- Extracted material -
※ ※ ※

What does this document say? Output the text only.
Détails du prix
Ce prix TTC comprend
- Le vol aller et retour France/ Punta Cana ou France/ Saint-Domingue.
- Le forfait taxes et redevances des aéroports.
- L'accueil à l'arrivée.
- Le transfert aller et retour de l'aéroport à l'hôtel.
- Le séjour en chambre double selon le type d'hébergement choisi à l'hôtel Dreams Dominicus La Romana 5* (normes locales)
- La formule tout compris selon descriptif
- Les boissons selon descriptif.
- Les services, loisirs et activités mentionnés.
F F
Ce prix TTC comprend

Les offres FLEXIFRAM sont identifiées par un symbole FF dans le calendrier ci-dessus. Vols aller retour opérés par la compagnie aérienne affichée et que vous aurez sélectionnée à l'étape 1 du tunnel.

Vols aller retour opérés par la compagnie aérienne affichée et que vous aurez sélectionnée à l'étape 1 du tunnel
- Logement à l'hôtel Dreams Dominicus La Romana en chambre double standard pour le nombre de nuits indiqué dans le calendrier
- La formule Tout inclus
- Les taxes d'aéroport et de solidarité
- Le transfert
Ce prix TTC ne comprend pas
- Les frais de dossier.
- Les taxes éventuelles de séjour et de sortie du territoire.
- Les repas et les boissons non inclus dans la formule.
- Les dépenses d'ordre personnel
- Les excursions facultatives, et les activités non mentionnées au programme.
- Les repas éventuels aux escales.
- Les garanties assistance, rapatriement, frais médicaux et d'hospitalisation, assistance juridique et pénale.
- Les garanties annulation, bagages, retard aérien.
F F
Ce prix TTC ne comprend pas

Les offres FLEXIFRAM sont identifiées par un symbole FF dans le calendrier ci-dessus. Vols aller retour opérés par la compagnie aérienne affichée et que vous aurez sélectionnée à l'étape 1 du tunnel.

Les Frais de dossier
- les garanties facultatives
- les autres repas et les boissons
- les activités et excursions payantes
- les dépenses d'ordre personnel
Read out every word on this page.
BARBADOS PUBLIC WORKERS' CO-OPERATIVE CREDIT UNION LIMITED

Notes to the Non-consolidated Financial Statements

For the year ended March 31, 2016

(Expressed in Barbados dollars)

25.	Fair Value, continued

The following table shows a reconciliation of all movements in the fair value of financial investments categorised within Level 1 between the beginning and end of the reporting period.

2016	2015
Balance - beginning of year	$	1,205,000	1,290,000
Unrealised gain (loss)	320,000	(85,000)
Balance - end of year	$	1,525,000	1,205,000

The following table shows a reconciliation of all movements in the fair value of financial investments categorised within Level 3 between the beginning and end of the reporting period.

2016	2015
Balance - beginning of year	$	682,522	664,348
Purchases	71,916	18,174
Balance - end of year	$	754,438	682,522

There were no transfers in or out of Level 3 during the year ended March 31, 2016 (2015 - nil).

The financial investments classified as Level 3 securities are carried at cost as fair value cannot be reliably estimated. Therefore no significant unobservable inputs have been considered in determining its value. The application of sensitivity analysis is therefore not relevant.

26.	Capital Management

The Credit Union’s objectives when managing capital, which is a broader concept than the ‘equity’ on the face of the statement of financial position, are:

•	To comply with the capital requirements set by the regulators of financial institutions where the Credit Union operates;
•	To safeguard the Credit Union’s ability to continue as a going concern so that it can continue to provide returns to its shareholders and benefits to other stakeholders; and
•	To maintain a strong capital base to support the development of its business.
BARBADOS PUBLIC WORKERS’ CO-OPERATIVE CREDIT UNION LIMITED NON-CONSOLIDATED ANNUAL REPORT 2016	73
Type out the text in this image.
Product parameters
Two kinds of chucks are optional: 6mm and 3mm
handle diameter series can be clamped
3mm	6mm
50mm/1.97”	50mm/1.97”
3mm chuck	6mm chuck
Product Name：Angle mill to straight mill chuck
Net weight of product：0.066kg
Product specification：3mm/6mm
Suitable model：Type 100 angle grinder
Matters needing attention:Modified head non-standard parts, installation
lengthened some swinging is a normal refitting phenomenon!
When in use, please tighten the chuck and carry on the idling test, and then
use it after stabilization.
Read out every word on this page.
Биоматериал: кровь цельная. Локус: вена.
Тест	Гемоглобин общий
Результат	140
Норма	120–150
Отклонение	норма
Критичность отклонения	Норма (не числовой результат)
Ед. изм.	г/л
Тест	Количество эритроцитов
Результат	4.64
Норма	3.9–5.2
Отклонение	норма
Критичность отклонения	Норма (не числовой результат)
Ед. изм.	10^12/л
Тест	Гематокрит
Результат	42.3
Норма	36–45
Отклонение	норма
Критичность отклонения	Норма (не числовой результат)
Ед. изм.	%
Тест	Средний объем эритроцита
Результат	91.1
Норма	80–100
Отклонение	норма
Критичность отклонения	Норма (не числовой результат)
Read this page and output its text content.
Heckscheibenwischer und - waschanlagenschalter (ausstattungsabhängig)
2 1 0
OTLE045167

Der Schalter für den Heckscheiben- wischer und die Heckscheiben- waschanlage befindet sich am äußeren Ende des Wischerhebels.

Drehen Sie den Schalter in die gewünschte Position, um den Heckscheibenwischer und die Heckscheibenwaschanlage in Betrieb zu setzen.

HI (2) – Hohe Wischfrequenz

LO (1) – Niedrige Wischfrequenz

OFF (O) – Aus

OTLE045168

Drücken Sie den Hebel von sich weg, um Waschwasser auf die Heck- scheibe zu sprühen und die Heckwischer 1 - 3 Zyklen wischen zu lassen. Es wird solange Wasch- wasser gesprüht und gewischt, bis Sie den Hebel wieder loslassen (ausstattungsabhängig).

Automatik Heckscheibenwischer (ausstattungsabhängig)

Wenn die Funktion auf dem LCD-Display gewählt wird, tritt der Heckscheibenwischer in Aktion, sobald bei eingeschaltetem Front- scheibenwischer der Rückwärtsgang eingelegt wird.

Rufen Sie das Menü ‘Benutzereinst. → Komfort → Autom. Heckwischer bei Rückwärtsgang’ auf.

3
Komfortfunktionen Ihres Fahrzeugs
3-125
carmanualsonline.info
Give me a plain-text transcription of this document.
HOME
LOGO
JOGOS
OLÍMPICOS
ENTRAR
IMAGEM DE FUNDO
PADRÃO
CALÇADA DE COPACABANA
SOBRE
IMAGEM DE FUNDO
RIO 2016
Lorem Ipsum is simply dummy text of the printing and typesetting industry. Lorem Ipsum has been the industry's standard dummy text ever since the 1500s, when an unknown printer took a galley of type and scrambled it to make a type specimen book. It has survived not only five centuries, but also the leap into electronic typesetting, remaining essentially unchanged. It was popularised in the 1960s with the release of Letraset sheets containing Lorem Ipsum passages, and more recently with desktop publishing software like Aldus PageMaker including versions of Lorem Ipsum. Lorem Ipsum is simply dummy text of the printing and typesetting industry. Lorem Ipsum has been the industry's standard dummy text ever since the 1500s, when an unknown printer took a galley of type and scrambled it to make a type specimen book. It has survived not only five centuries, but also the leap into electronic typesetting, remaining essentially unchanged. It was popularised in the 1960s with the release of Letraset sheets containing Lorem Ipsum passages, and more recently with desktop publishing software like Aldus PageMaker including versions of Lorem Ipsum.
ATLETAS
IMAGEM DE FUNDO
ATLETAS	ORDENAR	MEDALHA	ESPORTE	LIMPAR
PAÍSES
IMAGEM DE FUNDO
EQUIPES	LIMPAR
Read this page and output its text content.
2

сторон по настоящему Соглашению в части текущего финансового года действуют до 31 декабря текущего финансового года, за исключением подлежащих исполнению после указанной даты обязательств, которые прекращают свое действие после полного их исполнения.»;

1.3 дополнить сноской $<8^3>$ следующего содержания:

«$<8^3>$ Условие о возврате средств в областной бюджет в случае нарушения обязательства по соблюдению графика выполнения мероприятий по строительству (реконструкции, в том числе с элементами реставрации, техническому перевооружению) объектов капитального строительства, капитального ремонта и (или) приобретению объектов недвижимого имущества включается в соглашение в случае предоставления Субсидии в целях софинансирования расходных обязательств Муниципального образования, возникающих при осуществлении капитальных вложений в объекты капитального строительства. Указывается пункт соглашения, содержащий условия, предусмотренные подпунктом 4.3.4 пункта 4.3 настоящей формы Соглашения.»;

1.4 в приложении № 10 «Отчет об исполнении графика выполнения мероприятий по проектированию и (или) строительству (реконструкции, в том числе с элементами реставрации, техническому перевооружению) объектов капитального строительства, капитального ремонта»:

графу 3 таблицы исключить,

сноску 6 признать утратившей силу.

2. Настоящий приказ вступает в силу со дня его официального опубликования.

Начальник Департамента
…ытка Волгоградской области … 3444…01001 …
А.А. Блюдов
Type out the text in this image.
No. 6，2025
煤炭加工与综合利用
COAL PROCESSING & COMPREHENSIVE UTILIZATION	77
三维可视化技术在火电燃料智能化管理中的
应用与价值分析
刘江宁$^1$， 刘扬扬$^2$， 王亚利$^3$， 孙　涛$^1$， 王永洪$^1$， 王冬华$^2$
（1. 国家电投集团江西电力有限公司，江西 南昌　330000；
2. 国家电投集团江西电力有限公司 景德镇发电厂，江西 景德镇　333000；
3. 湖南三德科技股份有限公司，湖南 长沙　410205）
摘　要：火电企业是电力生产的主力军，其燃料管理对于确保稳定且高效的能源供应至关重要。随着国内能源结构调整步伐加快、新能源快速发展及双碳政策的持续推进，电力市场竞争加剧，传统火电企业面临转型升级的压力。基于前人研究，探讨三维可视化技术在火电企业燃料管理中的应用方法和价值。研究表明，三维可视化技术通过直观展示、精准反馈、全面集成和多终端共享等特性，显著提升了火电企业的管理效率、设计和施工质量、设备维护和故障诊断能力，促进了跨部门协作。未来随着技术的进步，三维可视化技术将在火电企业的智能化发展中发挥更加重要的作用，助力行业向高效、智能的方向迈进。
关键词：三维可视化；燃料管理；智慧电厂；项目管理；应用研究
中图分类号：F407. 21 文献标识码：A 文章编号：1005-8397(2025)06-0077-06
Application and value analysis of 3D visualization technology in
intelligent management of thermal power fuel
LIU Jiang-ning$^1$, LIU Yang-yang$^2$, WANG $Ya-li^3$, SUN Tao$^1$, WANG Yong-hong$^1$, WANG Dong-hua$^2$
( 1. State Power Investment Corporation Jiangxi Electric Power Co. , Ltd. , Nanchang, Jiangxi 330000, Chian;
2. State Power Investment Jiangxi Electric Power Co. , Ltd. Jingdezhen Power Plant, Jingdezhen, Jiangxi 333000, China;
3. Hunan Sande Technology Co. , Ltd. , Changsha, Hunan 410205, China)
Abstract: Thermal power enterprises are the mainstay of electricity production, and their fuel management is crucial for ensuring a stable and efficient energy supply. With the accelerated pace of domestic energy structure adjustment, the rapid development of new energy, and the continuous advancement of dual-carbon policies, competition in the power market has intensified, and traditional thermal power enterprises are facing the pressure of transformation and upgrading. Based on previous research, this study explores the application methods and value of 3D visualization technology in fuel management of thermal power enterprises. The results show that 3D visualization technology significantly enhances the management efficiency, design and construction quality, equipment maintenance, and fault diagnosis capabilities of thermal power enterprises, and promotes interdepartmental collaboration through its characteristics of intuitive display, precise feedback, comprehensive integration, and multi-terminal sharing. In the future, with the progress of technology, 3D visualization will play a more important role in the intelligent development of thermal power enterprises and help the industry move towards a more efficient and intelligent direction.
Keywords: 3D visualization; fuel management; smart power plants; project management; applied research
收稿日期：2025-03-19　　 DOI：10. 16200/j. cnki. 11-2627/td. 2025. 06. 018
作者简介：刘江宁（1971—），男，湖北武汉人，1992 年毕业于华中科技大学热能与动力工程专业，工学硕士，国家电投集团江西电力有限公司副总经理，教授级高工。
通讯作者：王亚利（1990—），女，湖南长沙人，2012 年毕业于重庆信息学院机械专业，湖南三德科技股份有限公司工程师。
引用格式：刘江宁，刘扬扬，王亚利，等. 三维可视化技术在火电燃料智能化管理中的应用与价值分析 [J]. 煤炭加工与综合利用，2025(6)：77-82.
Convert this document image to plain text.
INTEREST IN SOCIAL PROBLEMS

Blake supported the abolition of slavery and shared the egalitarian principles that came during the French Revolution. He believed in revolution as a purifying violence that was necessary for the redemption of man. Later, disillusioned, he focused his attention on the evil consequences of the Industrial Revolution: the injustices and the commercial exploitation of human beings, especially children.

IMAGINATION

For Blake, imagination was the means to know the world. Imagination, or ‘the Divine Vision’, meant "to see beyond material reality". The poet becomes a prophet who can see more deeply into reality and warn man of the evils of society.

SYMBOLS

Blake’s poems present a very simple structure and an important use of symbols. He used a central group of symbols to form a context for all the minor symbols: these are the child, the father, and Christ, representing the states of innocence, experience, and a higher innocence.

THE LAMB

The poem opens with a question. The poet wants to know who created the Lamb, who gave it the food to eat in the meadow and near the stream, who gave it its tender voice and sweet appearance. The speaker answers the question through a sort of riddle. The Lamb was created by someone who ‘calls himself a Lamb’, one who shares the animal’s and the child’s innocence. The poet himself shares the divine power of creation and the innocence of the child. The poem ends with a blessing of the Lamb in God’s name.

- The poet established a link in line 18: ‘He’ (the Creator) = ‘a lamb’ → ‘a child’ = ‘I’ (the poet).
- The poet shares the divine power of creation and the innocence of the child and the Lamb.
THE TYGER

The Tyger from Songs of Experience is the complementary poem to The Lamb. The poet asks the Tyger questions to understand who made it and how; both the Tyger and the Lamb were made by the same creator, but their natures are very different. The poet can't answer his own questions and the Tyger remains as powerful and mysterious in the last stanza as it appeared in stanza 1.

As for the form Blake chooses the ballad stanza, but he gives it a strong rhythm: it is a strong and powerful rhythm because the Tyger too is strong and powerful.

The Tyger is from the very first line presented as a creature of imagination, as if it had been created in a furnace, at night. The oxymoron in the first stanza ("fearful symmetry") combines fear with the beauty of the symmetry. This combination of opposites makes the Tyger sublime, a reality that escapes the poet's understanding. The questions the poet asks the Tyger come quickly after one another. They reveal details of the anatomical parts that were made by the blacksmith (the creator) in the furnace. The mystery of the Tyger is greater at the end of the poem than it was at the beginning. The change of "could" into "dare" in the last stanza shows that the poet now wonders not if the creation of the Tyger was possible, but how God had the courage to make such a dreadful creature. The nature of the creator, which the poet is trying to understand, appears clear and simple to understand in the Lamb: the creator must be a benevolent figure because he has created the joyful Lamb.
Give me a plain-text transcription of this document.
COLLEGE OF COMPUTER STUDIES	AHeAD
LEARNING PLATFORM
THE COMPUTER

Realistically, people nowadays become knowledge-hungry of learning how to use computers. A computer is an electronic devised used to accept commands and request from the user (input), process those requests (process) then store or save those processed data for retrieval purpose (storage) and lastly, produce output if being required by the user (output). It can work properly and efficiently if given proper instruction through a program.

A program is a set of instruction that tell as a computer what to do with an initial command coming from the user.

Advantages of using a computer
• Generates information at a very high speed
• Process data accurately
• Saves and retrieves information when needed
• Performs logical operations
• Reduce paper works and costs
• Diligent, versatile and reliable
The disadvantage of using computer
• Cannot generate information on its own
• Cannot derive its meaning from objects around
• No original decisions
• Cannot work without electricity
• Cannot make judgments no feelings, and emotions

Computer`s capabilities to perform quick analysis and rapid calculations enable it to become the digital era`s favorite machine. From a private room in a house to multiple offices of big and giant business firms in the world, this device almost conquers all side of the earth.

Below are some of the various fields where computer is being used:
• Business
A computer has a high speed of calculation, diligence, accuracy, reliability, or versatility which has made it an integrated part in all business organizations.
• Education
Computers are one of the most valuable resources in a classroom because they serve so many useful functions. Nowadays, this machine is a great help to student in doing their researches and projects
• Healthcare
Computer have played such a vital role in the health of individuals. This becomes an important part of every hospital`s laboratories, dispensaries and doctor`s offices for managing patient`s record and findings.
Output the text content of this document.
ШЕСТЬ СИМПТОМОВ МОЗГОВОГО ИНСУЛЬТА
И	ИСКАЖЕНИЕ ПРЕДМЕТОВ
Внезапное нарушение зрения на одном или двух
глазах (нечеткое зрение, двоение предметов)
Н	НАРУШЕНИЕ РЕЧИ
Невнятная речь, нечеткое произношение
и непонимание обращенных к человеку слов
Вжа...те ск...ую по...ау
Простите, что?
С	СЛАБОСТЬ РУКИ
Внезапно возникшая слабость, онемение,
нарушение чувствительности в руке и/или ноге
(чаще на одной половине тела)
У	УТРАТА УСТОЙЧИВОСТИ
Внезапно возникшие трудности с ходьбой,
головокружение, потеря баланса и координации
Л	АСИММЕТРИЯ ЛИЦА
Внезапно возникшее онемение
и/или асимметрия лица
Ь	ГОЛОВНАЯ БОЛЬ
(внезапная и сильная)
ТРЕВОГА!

※ ※ ※

- To be done -
Each line in the entries above that includes the string "shares" should be extracted.

- Exercise solution -
The poem opens with a question. The poet wants to know who created the Lamb, who gave it the food to eat in the meadow and near the stream, who gave it its tender voice and sweet appearance. The speaker answers the question through a sort of riddle. The Lamb was created by someone who ‘calls himself a Lamb’, one who shares the animal’s and the child’s innocence. The poet himself shares the divine power of creation and the innocence of the child. The poem ends with a blessing of the Lamb in God’s name.
- The poet shares the divine power of creation and the innocence of the child and the Lamb.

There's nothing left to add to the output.